◆ **What to produce**:
Return each line of the records with nothing changed, pictures excepted.

Rows from a dataset:
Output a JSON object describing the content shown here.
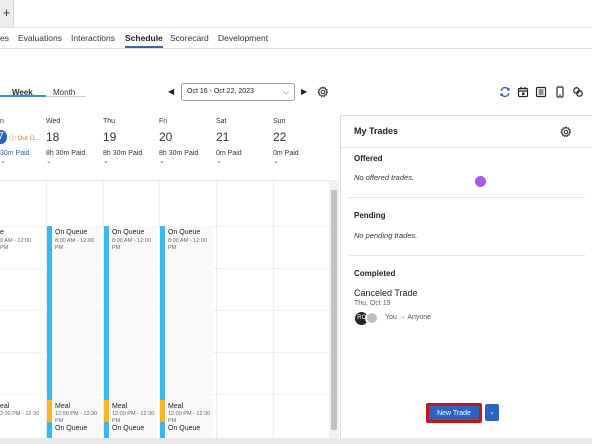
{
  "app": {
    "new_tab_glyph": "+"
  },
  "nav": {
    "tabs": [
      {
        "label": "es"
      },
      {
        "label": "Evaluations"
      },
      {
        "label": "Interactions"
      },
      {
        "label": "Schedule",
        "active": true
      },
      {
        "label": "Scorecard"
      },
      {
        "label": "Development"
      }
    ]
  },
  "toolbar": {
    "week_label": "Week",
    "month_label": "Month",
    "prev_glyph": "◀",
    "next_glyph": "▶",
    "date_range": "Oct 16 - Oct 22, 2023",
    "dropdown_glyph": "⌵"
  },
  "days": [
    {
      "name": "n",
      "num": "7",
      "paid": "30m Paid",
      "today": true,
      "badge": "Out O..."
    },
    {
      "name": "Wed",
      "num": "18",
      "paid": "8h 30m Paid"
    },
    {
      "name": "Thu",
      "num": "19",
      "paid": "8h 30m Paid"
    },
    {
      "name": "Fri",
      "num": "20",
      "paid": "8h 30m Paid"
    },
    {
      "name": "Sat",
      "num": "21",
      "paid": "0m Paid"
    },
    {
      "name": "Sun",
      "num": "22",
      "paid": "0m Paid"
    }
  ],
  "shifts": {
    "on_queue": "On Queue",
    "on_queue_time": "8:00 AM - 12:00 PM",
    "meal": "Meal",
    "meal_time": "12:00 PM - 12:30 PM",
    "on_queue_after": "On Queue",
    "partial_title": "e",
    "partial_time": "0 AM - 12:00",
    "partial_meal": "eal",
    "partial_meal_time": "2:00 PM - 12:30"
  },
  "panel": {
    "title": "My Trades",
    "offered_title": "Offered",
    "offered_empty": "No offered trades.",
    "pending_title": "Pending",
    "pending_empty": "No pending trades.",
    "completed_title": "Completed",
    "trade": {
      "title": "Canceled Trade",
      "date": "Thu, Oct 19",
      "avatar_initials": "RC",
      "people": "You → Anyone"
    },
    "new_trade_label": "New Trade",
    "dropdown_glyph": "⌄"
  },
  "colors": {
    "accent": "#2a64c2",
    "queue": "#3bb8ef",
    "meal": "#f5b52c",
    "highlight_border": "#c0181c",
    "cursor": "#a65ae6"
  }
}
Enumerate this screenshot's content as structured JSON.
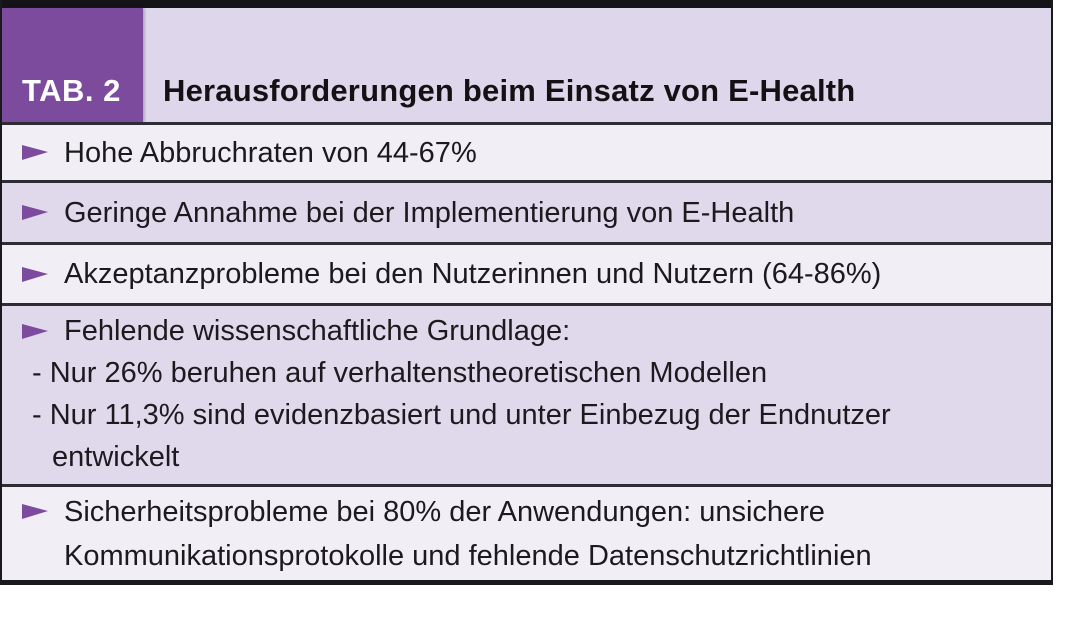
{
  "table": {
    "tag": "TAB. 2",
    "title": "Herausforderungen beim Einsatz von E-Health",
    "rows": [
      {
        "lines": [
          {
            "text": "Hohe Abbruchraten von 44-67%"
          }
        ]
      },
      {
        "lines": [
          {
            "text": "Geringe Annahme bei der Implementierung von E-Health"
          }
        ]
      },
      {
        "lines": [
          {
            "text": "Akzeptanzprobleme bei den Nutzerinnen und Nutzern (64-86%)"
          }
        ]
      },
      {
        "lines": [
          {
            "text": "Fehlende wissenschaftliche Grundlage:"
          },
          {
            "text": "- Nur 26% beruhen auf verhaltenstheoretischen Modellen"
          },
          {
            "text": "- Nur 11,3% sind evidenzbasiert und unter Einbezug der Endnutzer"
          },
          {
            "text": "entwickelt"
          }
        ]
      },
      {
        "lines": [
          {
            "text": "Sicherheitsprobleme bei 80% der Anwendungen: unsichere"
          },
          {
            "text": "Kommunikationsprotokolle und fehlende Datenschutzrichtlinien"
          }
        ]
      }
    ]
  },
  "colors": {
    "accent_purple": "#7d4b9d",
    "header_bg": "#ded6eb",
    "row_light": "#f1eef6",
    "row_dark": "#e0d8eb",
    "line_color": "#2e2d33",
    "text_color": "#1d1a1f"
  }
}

◆ **Solution to this exercise**:
Output a JSON object describing the content shown here.
{
  "app": {
    "new_tab_glyph": "+"
  },
  "nav": {
    "tabs": [
      {
        "label": "es"
      },
      {
        "label": "Evaluations"
      },
      {
        "label": "Interactions"
      },
      {
        "label": "Schedule",
        "active": true
      },
      {
        "label": "Scorecard"
      },
      {
        "label": "Development"
      }
    ]
  },
  "toolbar": {
    "week_label": "Week",
    "month_label": "Month",
    "prev_glyph": "◀",
    "next_glyph": "▶",
    "date_range": "Oct 16 - Oct 22, 2023",
    "dropdown_glyph": "⌵"
  },
  "days": [
    {
      "name": "n",
      "num": "7",
      "paid": "30m Paid",
      "today": true,
      "badge": "Out O..."
    },
    {
      "name": "Wed",
      "num": "18",
      "paid": "8h 30m Paid"
    },
    {
      "name": "Thu",
      "num": "19",
      "paid": "8h 30m Paid"
    },
    {
      "name": "Fri",
      "num": "20",
      "paid": "8h 30m Paid"
    },
    {
      "name": "Sat",
      "num": "21",
      "paid": "0m Paid"
    },
    {
      "name": "Sun",
      "num": "22",
      "paid": "0m Paid"
    }
  ],
  "shifts": {
    "on_queue": "On Queue",
    "on_queue_time": "8:00 AM - 12:00 PM",
    "meal": "Meal",
    "meal_time": "12:00 PM - 12:30 PM",
    "on_queue_after": "On Queue",
    "partial_title": "e",
    "partial_time": "0 AM - 12:00",
    "partial_meal": "eal",
    "partial_meal_time": "2:00 PM - 12:30"
  },
  "panel": {
    "title": "My Trades",
    "offered_title": "Offered",
    "offered_empty": "No offered trades.",
    "pending_title": "Pending",
    "pending_empty": "No pending trades.",
    "completed_title": "Completed",
    "trade": {
      "title": "Canceled Trade",
      "date": "Thu, Oct 19",
      "avatar_initials": "RC",
      "people": "You → Anyone"
    },
    "new_trade_label": "New Trade",
    "dropdown_glyph": "⌄"
  },
  "colors": {
    "accent": "#2a64c2",
    "queue": "#3bb8ef",
    "meal": "#f5b52c",
    "highlight_border": "#c0181c",
    "cursor": "#a65ae6"
  }
}
Enumerate this screenshot's content as structured JSON.
{
  "table": {
    "tag": "TAB. 2",
    "title": "Herausforderungen beim Einsatz von E-Health",
    "rows": [
      {
        "lines": [
          {
            "text": "Hohe Abbruchraten von 44-67%"
          }
        ]
      },
      {
        "lines": [
          {
            "text": "Geringe Annahme bei der Implementierung von E-Health"
          }
        ]
      },
      {
        "lines": [
          {
            "text": "Akzeptanzprobleme bei den Nutzerinnen und Nutzern (64-86%)"
          }
        ]
      },
      {
        "lines": [
          {
            "text": "Fehlende wissenschaftliche Grundlage:"
          },
          {
            "text": "- Nur 26% beruhen auf verhaltenstheoretischen Modellen"
          },
          {
            "text": "- Nur 11,3% sind evidenzbasiert und unter Einbezug der Endnutzer"
          },
          {
            "text": "entwickelt"
          }
        ]
      },
      {
        "lines": [
          {
            "text": "Sicherheitsprobleme bei 80% der Anwendungen: unsichere"
          },
          {
            "text": "Kommunikationsprotokolle und fehlende Datenschutzrichtlinien"
          }
        ]
      }
    ]
  },
  "colors": {
    "accent_purple": "#7d4b9d",
    "header_bg": "#ded6eb",
    "row_light": "#f1eef6",
    "row_dark": "#e0d8eb",
    "line_color": "#2e2d33",
    "text_color": "#1d1a1f"
  }
}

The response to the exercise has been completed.